Figure record extracts:
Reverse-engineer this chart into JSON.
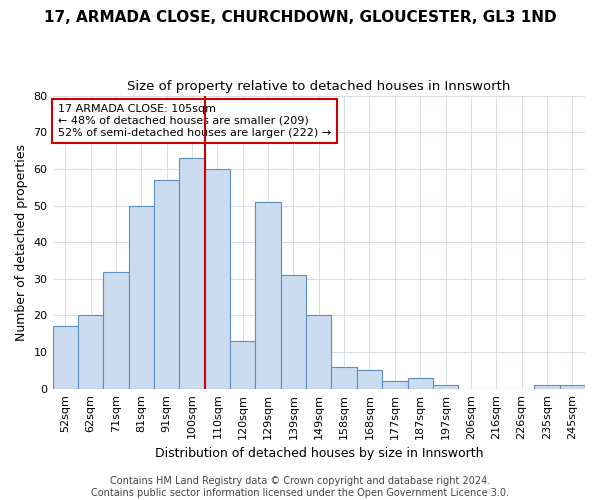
{
  "title": "17, ARMADA CLOSE, CHURCHDOWN, GLOUCESTER, GL3 1ND",
  "subtitle": "Size of property relative to detached houses in Innsworth",
  "xlabel": "Distribution of detached houses by size in Innsworth",
  "ylabel": "Number of detached properties",
  "bar_labels": [
    "52sqm",
    "62sqm",
    "71sqm",
    "81sqm",
    "91sqm",
    "100sqm",
    "110sqm",
    "120sqm",
    "129sqm",
    "139sqm",
    "149sqm",
    "158sqm",
    "168sqm",
    "177sqm",
    "187sqm",
    "197sqm",
    "206sqm",
    "216sqm",
    "226sqm",
    "235sqm",
    "245sqm"
  ],
  "bar_values": [
    17,
    20,
    32,
    50,
    57,
    63,
    60,
    13,
    51,
    31,
    20,
    6,
    5,
    2,
    3,
    1,
    0,
    0,
    0,
    1,
    1
  ],
  "bar_color": "#ccdcf0",
  "bar_edgecolor": "#5b8ec4",
  "vline_x_index": 6,
  "vline_color": "#cc0000",
  "annotation_text": "17 ARMADA CLOSE: 105sqm\n← 48% of detached houses are smaller (209)\n52% of semi-detached houses are larger (222) →",
  "annotation_box_color": "white",
  "annotation_box_edgecolor": "#cc0000",
  "footer_text": "Contains HM Land Registry data © Crown copyright and database right 2024.\nContains public sector information licensed under the Open Government Licence 3.0.",
  "ylim": [
    0,
    80
  ],
  "yticks": [
    0,
    10,
    20,
    30,
    40,
    50,
    60,
    70,
    80
  ],
  "title_fontsize": 11,
  "subtitle_fontsize": 9.5,
  "ylabel_fontsize": 9,
  "xlabel_fontsize": 9,
  "tick_fontsize": 8,
  "footer_fontsize": 7
}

(WORK TO DO)
Go through the entries above and output them exactly, without pictures.

(COMPLETED EXERCISE)
Reverse-engineer this chart into JSON.
{
  "title": "17, ARMADA CLOSE, CHURCHDOWN, GLOUCESTER, GL3 1ND",
  "subtitle": "Size of property relative to detached houses in Innsworth",
  "xlabel": "Distribution of detached houses by size in Innsworth",
  "ylabel": "Number of detached properties",
  "bar_labels": [
    "52sqm",
    "62sqm",
    "71sqm",
    "81sqm",
    "91sqm",
    "100sqm",
    "110sqm",
    "120sqm",
    "129sqm",
    "139sqm",
    "149sqm",
    "158sqm",
    "168sqm",
    "177sqm",
    "187sqm",
    "197sqm",
    "206sqm",
    "216sqm",
    "226sqm",
    "235sqm",
    "245sqm"
  ],
  "bar_values": [
    17,
    20,
    32,
    50,
    57,
    63,
    60,
    13,
    51,
    31,
    20,
    6,
    5,
    2,
    3,
    1,
    0,
    0,
    0,
    1,
    1
  ],
  "bar_color": "#ccdcf0",
  "bar_edgecolor": "#5b8ec4",
  "vline_x_index": 6,
  "vline_color": "#cc0000",
  "annotation_text": "17 ARMADA CLOSE: 105sqm\n← 48% of detached houses are smaller (209)\n52% of semi-detached houses are larger (222) →",
  "annotation_box_color": "white",
  "annotation_box_edgecolor": "#cc0000",
  "footer_text": "Contains HM Land Registry data © Crown copyright and database right 2024.\nContains public sector information licensed under the Open Government Licence 3.0.",
  "ylim": [
    0,
    80
  ],
  "yticks": [
    0,
    10,
    20,
    30,
    40,
    50,
    60,
    70,
    80
  ],
  "title_fontsize": 11,
  "subtitle_fontsize": 9.5,
  "ylabel_fontsize": 9,
  "xlabel_fontsize": 9,
  "tick_fontsize": 8,
  "footer_fontsize": 7
}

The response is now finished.